◆ **Exercise details**
Gather every line in the records below that contains the word "JSON".

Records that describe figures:
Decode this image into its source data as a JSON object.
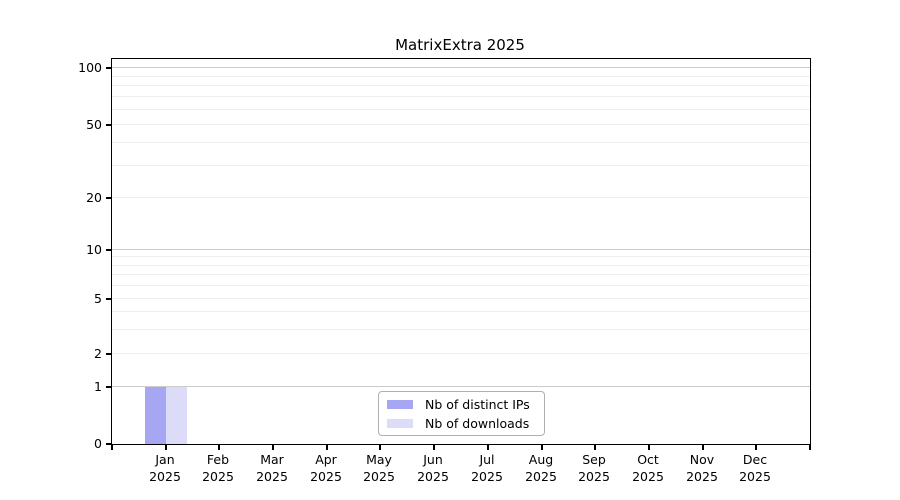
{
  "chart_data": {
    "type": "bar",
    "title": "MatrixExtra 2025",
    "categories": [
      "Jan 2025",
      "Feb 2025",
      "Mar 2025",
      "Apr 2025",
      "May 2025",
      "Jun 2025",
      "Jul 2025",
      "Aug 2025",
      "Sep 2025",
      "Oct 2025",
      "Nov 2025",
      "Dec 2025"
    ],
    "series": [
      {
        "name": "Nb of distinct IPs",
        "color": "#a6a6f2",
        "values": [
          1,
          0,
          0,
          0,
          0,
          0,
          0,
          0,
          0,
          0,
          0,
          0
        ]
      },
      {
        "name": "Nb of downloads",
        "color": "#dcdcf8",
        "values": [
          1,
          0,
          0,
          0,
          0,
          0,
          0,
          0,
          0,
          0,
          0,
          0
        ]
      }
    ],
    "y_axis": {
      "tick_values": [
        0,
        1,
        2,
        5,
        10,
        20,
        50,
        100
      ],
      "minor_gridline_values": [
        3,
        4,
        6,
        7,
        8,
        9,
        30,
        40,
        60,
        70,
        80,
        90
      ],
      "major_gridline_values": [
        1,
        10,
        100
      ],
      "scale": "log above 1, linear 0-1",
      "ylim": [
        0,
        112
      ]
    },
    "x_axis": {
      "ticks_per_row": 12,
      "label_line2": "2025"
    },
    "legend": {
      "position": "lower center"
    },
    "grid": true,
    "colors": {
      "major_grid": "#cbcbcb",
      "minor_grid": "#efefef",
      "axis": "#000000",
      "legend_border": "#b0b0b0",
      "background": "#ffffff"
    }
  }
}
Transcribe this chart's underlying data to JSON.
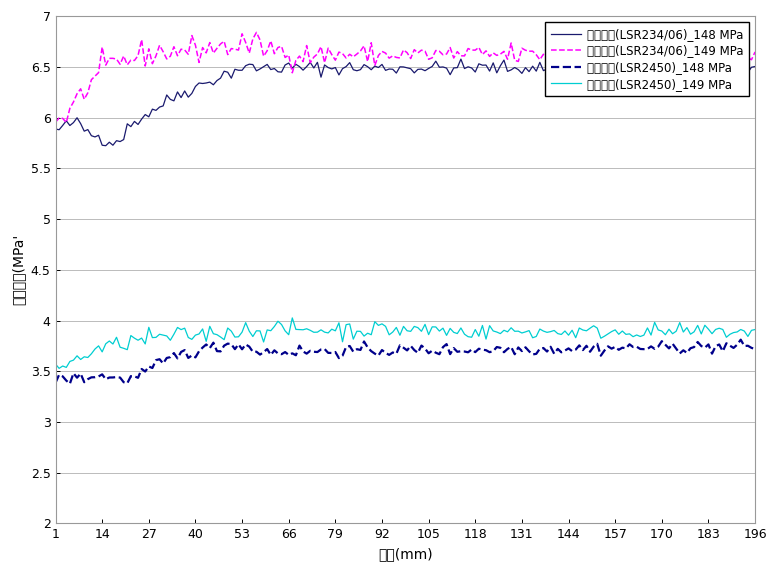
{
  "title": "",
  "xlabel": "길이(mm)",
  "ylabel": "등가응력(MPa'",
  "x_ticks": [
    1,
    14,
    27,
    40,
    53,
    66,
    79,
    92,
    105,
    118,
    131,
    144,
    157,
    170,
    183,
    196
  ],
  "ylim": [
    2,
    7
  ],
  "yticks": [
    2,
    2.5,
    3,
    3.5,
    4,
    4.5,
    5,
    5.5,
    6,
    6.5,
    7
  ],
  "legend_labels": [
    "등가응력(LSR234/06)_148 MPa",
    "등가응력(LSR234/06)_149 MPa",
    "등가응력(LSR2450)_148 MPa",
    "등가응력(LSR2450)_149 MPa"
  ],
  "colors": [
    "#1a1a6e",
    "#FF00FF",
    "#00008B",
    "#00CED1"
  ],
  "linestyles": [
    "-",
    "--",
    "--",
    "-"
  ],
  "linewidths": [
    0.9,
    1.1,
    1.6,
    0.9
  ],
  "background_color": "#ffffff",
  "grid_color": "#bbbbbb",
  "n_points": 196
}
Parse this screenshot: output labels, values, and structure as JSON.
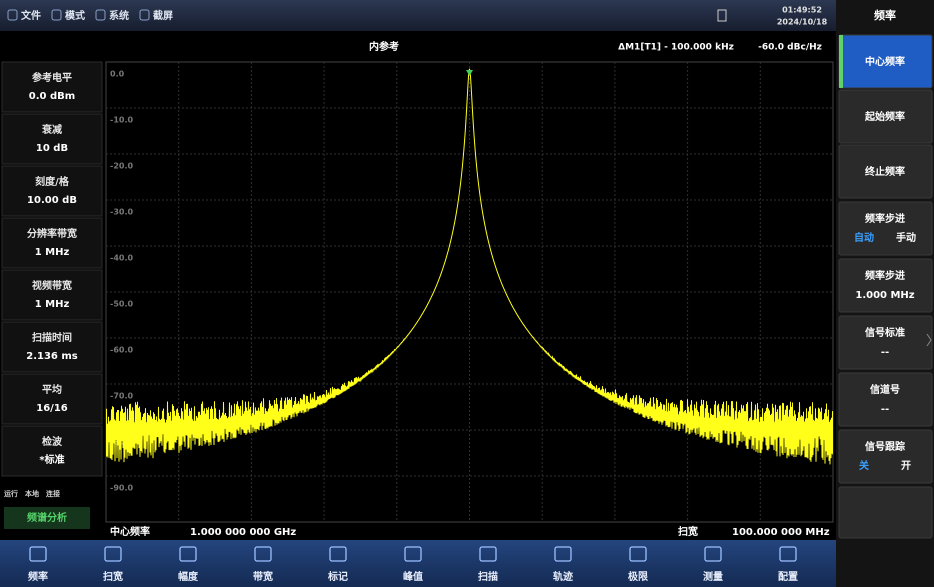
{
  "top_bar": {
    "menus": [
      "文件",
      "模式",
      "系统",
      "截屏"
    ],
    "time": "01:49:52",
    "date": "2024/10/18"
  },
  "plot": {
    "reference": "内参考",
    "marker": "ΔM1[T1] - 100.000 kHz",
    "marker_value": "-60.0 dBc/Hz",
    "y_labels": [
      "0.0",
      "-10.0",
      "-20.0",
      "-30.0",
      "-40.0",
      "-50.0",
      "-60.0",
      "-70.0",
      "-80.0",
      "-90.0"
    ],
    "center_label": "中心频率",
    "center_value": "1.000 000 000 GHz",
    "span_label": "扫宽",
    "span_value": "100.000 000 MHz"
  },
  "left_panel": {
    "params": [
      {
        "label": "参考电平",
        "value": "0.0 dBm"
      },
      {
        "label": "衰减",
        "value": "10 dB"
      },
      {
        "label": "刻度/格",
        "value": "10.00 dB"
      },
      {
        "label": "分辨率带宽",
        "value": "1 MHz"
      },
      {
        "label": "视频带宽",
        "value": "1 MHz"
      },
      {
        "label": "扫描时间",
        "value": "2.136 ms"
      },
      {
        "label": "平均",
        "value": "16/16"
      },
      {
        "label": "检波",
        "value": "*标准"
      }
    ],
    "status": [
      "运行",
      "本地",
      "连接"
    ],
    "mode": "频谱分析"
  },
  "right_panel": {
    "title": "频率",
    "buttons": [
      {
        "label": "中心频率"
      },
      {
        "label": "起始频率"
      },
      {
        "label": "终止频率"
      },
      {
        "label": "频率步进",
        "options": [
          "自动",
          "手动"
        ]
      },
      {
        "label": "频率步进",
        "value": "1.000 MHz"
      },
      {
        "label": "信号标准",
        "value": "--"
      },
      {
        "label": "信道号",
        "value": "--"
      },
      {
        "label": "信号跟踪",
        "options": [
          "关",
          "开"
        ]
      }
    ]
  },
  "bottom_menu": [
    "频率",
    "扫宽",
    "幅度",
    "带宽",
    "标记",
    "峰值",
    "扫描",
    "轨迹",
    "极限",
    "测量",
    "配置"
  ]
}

◆ **Exercise result**
Decode this image into its source data as a JSON object.
Transcribe this chart's underlying data to JSON.
Parse this screenshot: output labels, values, and structure as JSON.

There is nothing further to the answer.